**PROBLEM TO SOLVE**.
Give an exact copy of every line, leaving images out.

***

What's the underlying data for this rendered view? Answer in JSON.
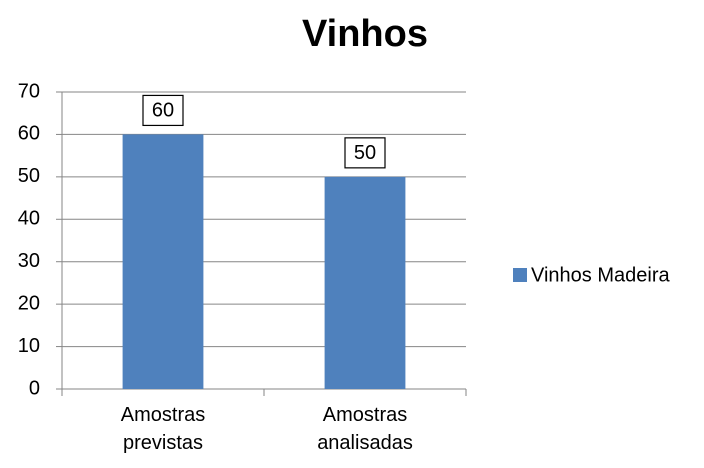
{
  "chart_data": {
    "type": "bar",
    "title": "Vinhos",
    "categories": [
      "Amostras previstas",
      "Amostras analisadas"
    ],
    "series": [
      {
        "name": "Vinhos Madeira",
        "color": "#4f81bd",
        "values": [
          60,
          50
        ]
      }
    ],
    "ylim": [
      0,
      70
    ],
    "yticks": [
      0,
      10,
      20,
      30,
      40,
      50,
      60,
      70
    ],
    "grid": true,
    "legend": "right"
  }
}
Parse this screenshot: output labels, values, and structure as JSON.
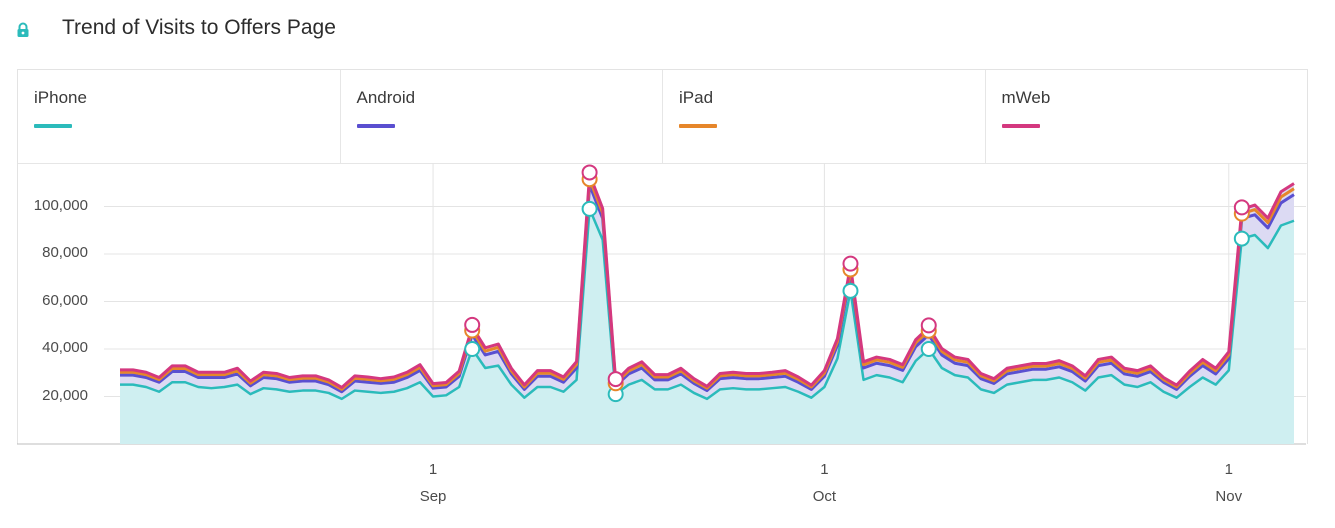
{
  "header": {
    "title": "Trend of Visits to Offers Page",
    "icon": "lock-icon"
  },
  "colors": {
    "iPhone": "#2bbbbb",
    "Android": "#5a4fd0",
    "iPad": "#e6862a",
    "mWeb": "#d4387f",
    "iPhone_fill": "#cfeff1",
    "stack_fill": "#dcdaf3"
  },
  "legend": [
    {
      "name": "iPhone",
      "color": "#2bbbbb"
    },
    {
      "name": "Android",
      "color": "#5a4fd0"
    },
    {
      "name": "iPad",
      "color": "#e6862a"
    },
    {
      "name": "mWeb",
      "color": "#d4387f"
    }
  ],
  "chart_data": {
    "type": "area",
    "stacked": true,
    "y_ticks": [
      "20,000",
      "40,000",
      "60,000",
      "80,000",
      "100,000"
    ],
    "x_ticks": [
      {
        "day": "1",
        "month": "Sep"
      },
      {
        "day": "1",
        "month": "Oct"
      },
      {
        "day": "1",
        "month": "Nov"
      }
    ],
    "ylim": [
      0,
      115000
    ],
    "start_date": "2017-08-08",
    "series": [
      {
        "name": "iPhone",
        "values": [
          25000,
          25000,
          24000,
          22000,
          26000,
          26000,
          24000,
          23500,
          24000,
          25000,
          21000,
          23500,
          23000,
          22000,
          22500,
          22500,
          21500,
          19000,
          22500,
          22000,
          21500,
          22000,
          23500,
          26000,
          20000,
          20500,
          24000,
          40000,
          32000,
          33000,
          25000,
          19500,
          24000,
          24000,
          22000,
          27000,
          99000,
          86000,
          21000,
          25000,
          27000,
          23000,
          23000,
          25000,
          21500,
          19000,
          23000,
          23500,
          23000,
          23000,
          23500,
          24000,
          22000,
          19500,
          24000,
          36000,
          64500,
          27000,
          29000,
          28000,
          26000,
          35000,
          40000,
          32000,
          29000,
          28000,
          23000,
          21500,
          25000,
          26000,
          27000,
          27000,
          28000,
          26000,
          22500,
          28000,
          29000,
          25000,
          24000,
          26000,
          22000,
          19500,
          24000,
          28000,
          25000,
          31000,
          86500,
          88000,
          82500,
          92000,
          94000
        ]
      },
      {
        "name": "Android",
        "values": [
          4000,
          4000,
          4000,
          4000,
          4500,
          4500,
          4000,
          4500,
          4000,
          4500,
          3500,
          4500,
          4500,
          4000,
          4000,
          4000,
          3500,
          3000,
          4000,
          4000,
          4000,
          4000,
          4500,
          5000,
          3500,
          3500,
          4500,
          6000,
          5500,
          6000,
          4500,
          3500,
          4500,
          4500,
          4000,
          5000,
          10000,
          9000,
          3500,
          4500,
          5000,
          4000,
          4000,
          4500,
          4000,
          3500,
          4500,
          4500,
          4500,
          4500,
          4500,
          4500,
          4000,
          3500,
          4500,
          5500,
          7000,
          5000,
          5000,
          5000,
          5000,
          6000,
          6000,
          5500,
          5000,
          5000,
          4500,
          4000,
          4500,
          4500,
          4500,
          4500,
          4500,
          4500,
          4000,
          5000,
          5000,
          4500,
          4500,
          4500,
          4000,
          3500,
          4500,
          5000,
          4500,
          5000,
          8500,
          8500,
          8500,
          9500,
          11000
        ]
      },
      {
        "name": "iPad",
        "values": [
          1200,
          1200,
          1200,
          1100,
          1300,
          1300,
          1200,
          1200,
          1200,
          1300,
          1100,
          1200,
          1200,
          1100,
          1200,
          1200,
          1100,
          1000,
          1200,
          1200,
          1100,
          1200,
          1200,
          1300,
          1000,
          1000,
          1200,
          1800,
          1600,
          1700,
          1300,
          1000,
          1300,
          1300,
          1200,
          1500,
          2500,
          2300,
          1100,
          1300,
          1400,
          1200,
          1200,
          1300,
          1100,
          1000,
          1200,
          1200,
          1200,
          1200,
          1200,
          1300,
          1200,
          1000,
          1300,
          1600,
          2000,
          1400,
          1400,
          1400,
          1300,
          1600,
          1700,
          1500,
          1400,
          1400,
          1200,
          1100,
          1300,
          1300,
          1300,
          1300,
          1400,
          1300,
          1200,
          1400,
          1400,
          1300,
          1300,
          1300,
          1100,
          1000,
          1200,
          1400,
          1300,
          1500,
          2000,
          2200,
          2200,
          2500,
          2500
        ]
      },
      {
        "name": "mWeb",
        "values": [
          1000,
          1000,
          1000,
          900,
          1100,
          1100,
          1000,
          1000,
          1000,
          1100,
          900,
          1000,
          1000,
          900,
          1000,
          1000,
          900,
          800,
          1000,
          1000,
          900,
          1000,
          1000,
          1100,
          900,
          900,
          1000,
          1500,
          1400,
          1400,
          1100,
          900,
          1100,
          1100,
          1000,
          1200,
          2000,
          1900,
          900,
          1100,
          1200,
          1000,
          1000,
          1100,
          900,
          800,
          1000,
          1000,
          1000,
          1000,
          1000,
          1100,
          1000,
          800,
          1100,
          1300,
          1600,
          1200,
          1200,
          1200,
          1100,
          1300,
          1400,
          1200,
          1200,
          1200,
          1000,
          900,
          1100,
          1100,
          1100,
          1100,
          1200,
          1100,
          1000,
          1200,
          1200,
          1100,
          1100,
          1100,
          900,
          800,
          1000,
          1200,
          1100,
          1300,
          1800,
          1900,
          1900,
          2200,
          2200
        ]
      }
    ],
    "highlighted_indices": [
      27,
      36,
      38,
      56,
      62,
      86
    ]
  }
}
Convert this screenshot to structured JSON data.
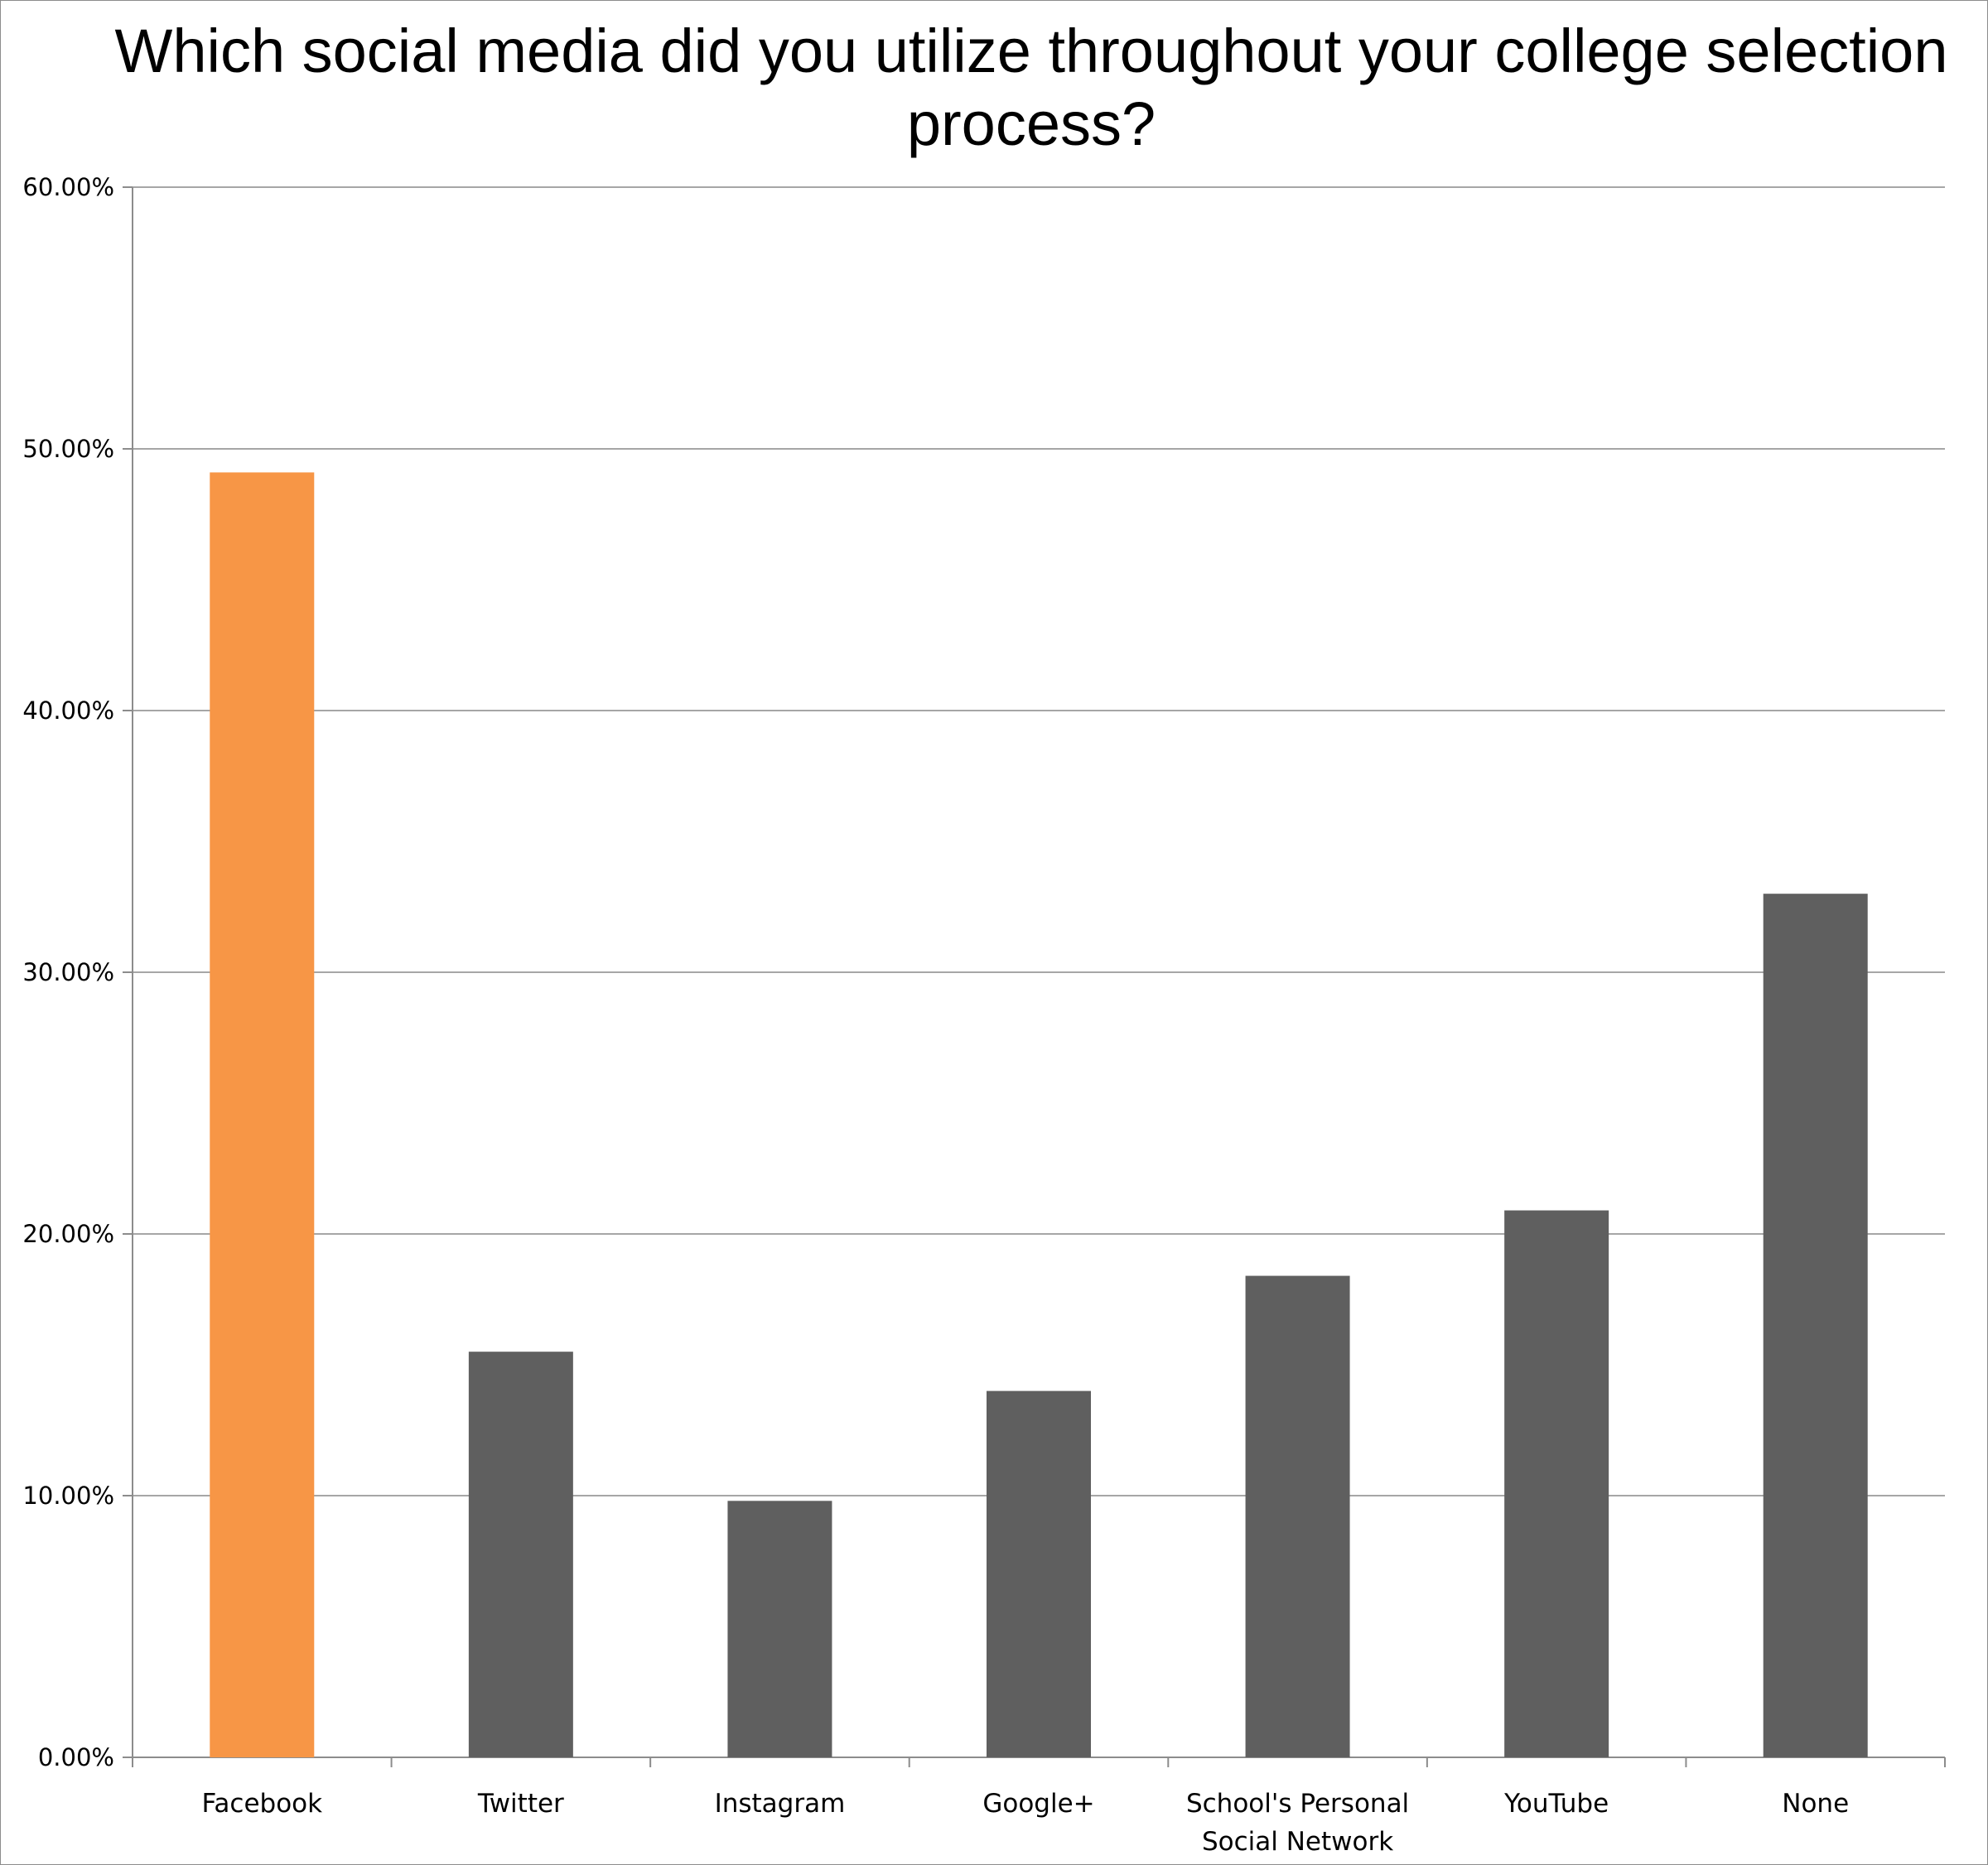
{
  "chart_data": {
    "type": "bar",
    "title": "Which social media did you utilize throughout your college selection process?",
    "categories": [
      "Facebook",
      "Twitter",
      "Instagram",
      "Google+",
      "School's Personal Social Network",
      "YouTube",
      "None"
    ],
    "category_lines": [
      [
        "Facebook"
      ],
      [
        "Twitter"
      ],
      [
        "Instagram"
      ],
      [
        "Google+"
      ],
      [
        "School's Personal",
        "Social Network"
      ],
      [
        "YouTube"
      ],
      [
        "None"
      ]
    ],
    "values": [
      0.491,
      0.155,
      0.098,
      0.14,
      0.184,
      0.209,
      0.33
    ],
    "bar_colors": [
      "#f79646",
      "#5f5f5f",
      "#5f5f5f",
      "#5f5f5f",
      "#5f5f5f",
      "#5f5f5f",
      "#5f5f5f"
    ],
    "ylim": [
      0,
      0.6
    ],
    "yticks": [
      0,
      0.1,
      0.2,
      0.3,
      0.4,
      0.5,
      0.6
    ],
    "ytick_labels": [
      "0.00%",
      "10.00%",
      "20.00%",
      "30.00%",
      "40.00%",
      "50.00%",
      "60.00%"
    ],
    "xlabel": "",
    "ylabel": "",
    "grid": true,
    "gridline_color": "#a6a6a6",
    "axis_color": "#8c8c8c"
  }
}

***

**ANSWER IN FULL**.
What's the underlying data for this rendered view? Answer in JSON.
{
  "chart_data": {
    "type": "bar",
    "title": "Vinhos",
    "categories": [
      "Amostras previstas",
      "Amostras analisadas"
    ],
    "series": [
      {
        "name": "Vinhos Madeira",
        "color": "#4f81bd",
        "values": [
          60,
          50
        ]
      }
    ],
    "ylim": [
      0,
      70
    ],
    "yticks": [
      0,
      10,
      20,
      30,
      40,
      50,
      60,
      70
    ],
    "grid": true,
    "legend": "right"
  }
}
Parse this screenshot: output labels, values, and structure as JSON.
{
  "header": {
    "title": "Trend of Visits to Offers Page",
    "icon": "lock-icon"
  },
  "colors": {
    "iPhone": "#2bbbbb",
    "Android": "#5a4fd0",
    "iPad": "#e6862a",
    "mWeb": "#d4387f",
    "iPhone_fill": "#cfeff1",
    "stack_fill": "#dcdaf3"
  },
  "legend": [
    {
      "name": "iPhone",
      "color": "#2bbbbb"
    },
    {
      "name": "Android",
      "color": "#5a4fd0"
    },
    {
      "name": "iPad",
      "color": "#e6862a"
    },
    {
      "name": "mWeb",
      "color": "#d4387f"
    }
  ],
  "chart_data": {
    "type": "area",
    "stacked": true,
    "y_ticks": [
      "20,000",
      "40,000",
      "60,000",
      "80,000",
      "100,000"
    ],
    "x_ticks": [
      {
        "day": "1",
        "month": "Sep"
      },
      {
        "day": "1",
        "month": "Oct"
      },
      {
        "day": "1",
        "month": "Nov"
      }
    ],
    "ylim": [
      0,
      115000
    ],
    "start_date": "2017-08-08",
    "series": [
      {
        "name": "iPhone",
        "values": [
          25000,
          25000,
          24000,
          22000,
          26000,
          26000,
          24000,
          23500,
          24000,
          25000,
          21000,
          23500,
          23000,
          22000,
          22500,
          22500,
          21500,
          19000,
          22500,
          22000,
          21500,
          22000,
          23500,
          26000,
          20000,
          20500,
          24000,
          40000,
          32000,
          33000,
          25000,
          19500,
          24000,
          24000,
          22000,
          27000,
          99000,
          86000,
          21000,
          25000,
          27000,
          23000,
          23000,
          25000,
          21500,
          19000,
          23000,
          23500,
          23000,
          23000,
          23500,
          24000,
          22000,
          19500,
          24000,
          36000,
          64500,
          27000,
          29000,
          28000,
          26000,
          35000,
          40000,
          32000,
          29000,
          28000,
          23000,
          21500,
          25000,
          26000,
          27000,
          27000,
          28000,
          26000,
          22500,
          28000,
          29000,
          25000,
          24000,
          26000,
          22000,
          19500,
          24000,
          28000,
          25000,
          31000,
          86500,
          88000,
          82500,
          92000,
          94000
        ]
      },
      {
        "name": "Android",
        "values": [
          4000,
          4000,
          4000,
          4000,
          4500,
          4500,
          4000,
          4500,
          4000,
          4500,
          3500,
          4500,
          4500,
          4000,
          4000,
          4000,
          3500,
          3000,
          4000,
          4000,
          4000,
          4000,
          4500,
          5000,
          3500,
          3500,
          4500,
          6000,
          5500,
          6000,
          4500,
          3500,
          4500,
          4500,
          4000,
          5000,
          10000,
          9000,
          3500,
          4500,
          5000,
          4000,
          4000,
          4500,
          4000,
          3500,
          4500,
          4500,
          4500,
          4500,
          4500,
          4500,
          4000,
          3500,
          4500,
          5500,
          7000,
          5000,
          5000,
          5000,
          5000,
          6000,
          6000,
          5500,
          5000,
          5000,
          4500,
          4000,
          4500,
          4500,
          4500,
          4500,
          4500,
          4500,
          4000,
          5000,
          5000,
          4500,
          4500,
          4500,
          4000,
          3500,
          4500,
          5000,
          4500,
          5000,
          8500,
          8500,
          8500,
          9500,
          11000
        ]
      },
      {
        "name": "iPad",
        "values": [
          1200,
          1200,
          1200,
          1100,
          1300,
          1300,
          1200,
          1200,
          1200,
          1300,
          1100,
          1200,
          1200,
          1100,
          1200,
          1200,
          1100,
          1000,
          1200,
          1200,
          1100,
          1200,
          1200,
          1300,
          1000,
          1000,
          1200,
          1800,
          1600,
          1700,
          1300,
          1000,
          1300,
          1300,
          1200,
          1500,
          2500,
          2300,
          1100,
          1300,
          1400,
          1200,
          1200,
          1300,
          1100,
          1000,
          1200,
          1200,
          1200,
          1200,
          1200,
          1300,
          1200,
          1000,
          1300,
          1600,
          2000,
          1400,
          1400,
          1400,
          1300,
          1600,
          1700,
          1500,
          1400,
          1400,
          1200,
          1100,
          1300,
          1300,
          1300,
          1300,
          1400,
          1300,
          1200,
          1400,
          1400,
          1300,
          1300,
          1300,
          1100,
          1000,
          1200,
          1400,
          1300,
          1500,
          2000,
          2200,
          2200,
          2500,
          2500
        ]
      },
      {
        "name": "mWeb",
        "values": [
          1000,
          1000,
          1000,
          900,
          1100,
          1100,
          1000,
          1000,
          1000,
          1100,
          900,
          1000,
          1000,
          900,
          1000,
          1000,
          900,
          800,
          1000,
          1000,
          900,
          1000,
          1000,
          1100,
          900,
          900,
          1000,
          1500,
          1400,
          1400,
          1100,
          900,
          1100,
          1100,
          1000,
          1200,
          2000,
          1900,
          900,
          1100,
          1200,
          1000,
          1000,
          1100,
          900,
          800,
          1000,
          1000,
          1000,
          1000,
          1000,
          1100,
          1000,
          800,
          1100,
          1300,
          1600,
          1200,
          1200,
          1200,
          1100,
          1300,
          1400,
          1200,
          1200,
          1200,
          1000,
          900,
          1100,
          1100,
          1100,
          1100,
          1200,
          1100,
          1000,
          1200,
          1200,
          1100,
          1100,
          1100,
          900,
          800,
          1000,
          1200,
          1100,
          1300,
          1800,
          1900,
          1900,
          2200,
          2200
        ]
      }
    ],
    "highlighted_indices": [
      27,
      36,
      38,
      56,
      62,
      86
    ]
  }
}
Convert this screenshot to structured JSON data.
{
  "chart_data": {
    "type": "bar",
    "title": "Which social media did you utilize throughout your college selection process?",
    "categories": [
      "Facebook",
      "Twitter",
      "Instagram",
      "Google+",
      "School's Personal Social Network",
      "YouTube",
      "None"
    ],
    "category_lines": [
      [
        "Facebook"
      ],
      [
        "Twitter"
      ],
      [
        "Instagram"
      ],
      [
        "Google+"
      ],
      [
        "School's Personal",
        "Social Network"
      ],
      [
        "YouTube"
      ],
      [
        "None"
      ]
    ],
    "values": [
      0.491,
      0.155,
      0.098,
      0.14,
      0.184,
      0.209,
      0.33
    ],
    "bar_colors": [
      "#f79646",
      "#5f5f5f",
      "#5f5f5f",
      "#5f5f5f",
      "#5f5f5f",
      "#5f5f5f",
      "#5f5f5f"
    ],
    "ylim": [
      0,
      0.6
    ],
    "yticks": [
      0,
      0.1,
      0.2,
      0.3,
      0.4,
      0.5,
      0.6
    ],
    "ytick_labels": [
      "0.00%",
      "10.00%",
      "20.00%",
      "30.00%",
      "40.00%",
      "50.00%",
      "60.00%"
    ],
    "xlabel": "",
    "ylabel": "",
    "grid": true,
    "gridline_color": "#a6a6a6",
    "axis_color": "#8c8c8c"
  }
}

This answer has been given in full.